Given problem: Reproduce all the lines exactly as they stand, apart from the pictures.

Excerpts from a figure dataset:

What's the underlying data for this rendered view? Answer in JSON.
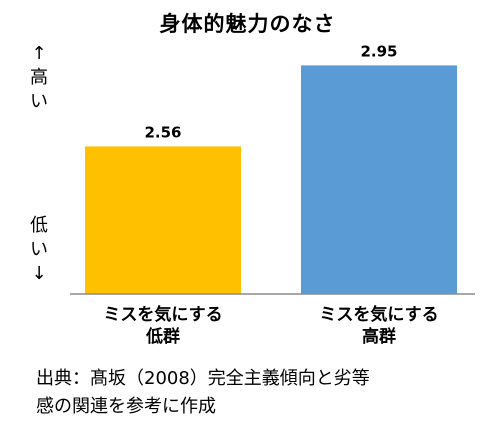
{
  "chart_data": {
    "type": "bar",
    "title": "身体的魅力のなさ",
    "categories": [
      [
        "ミスを気にする",
        "低群"
      ],
      [
        "ミスを気にする",
        "高群"
      ]
    ],
    "values": [
      2.56,
      2.95
    ],
    "data_labels": [
      "2.56",
      "2.95"
    ],
    "ylim": [
      1.85,
      3.0
    ],
    "colors": [
      "#ffc000",
      "#5b9bd5"
    ],
    "axis_high_label": [
      "↑",
      "高",
      "い"
    ],
    "axis_low_label": [
      "低",
      "い",
      "↓"
    ],
    "grid": false,
    "legend": "none"
  },
  "source_lines": [
    "出典：髙坂（2008）完全主義傾向と劣等",
    "感の関連を参考に作成"
  ]
}
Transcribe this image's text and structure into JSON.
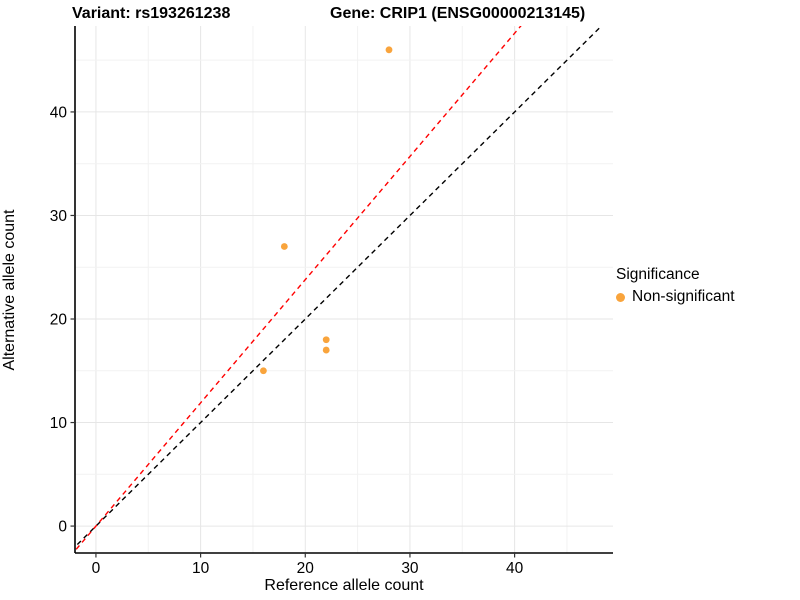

The reply:
What's the underlying data for this rendered view? Answer in JSON.
{
  "chart_data": {
    "type": "bar",
    "title": "身体的魅力のなさ",
    "categories": [
      [
        "ミスを気にする",
        "低群"
      ],
      [
        "ミスを気にする",
        "高群"
      ]
    ],
    "values": [
      2.56,
      2.95
    ],
    "data_labels": [
      "2.56",
      "2.95"
    ],
    "ylim": [
      1.85,
      3.0
    ],
    "colors": [
      "#ffc000",
      "#5b9bd5"
    ],
    "axis_high_label": [
      "↑",
      "高",
      "い"
    ],
    "axis_low_label": [
      "低",
      "い",
      "↓"
    ],
    "grid": false,
    "legend": "none"
  },
  "source_lines": [
    "出典：髙坂（2008）完全主義傾向と劣等",
    "感の関連を参考に作成"
  ]
}
Transcribe this image's text and structure into JSON.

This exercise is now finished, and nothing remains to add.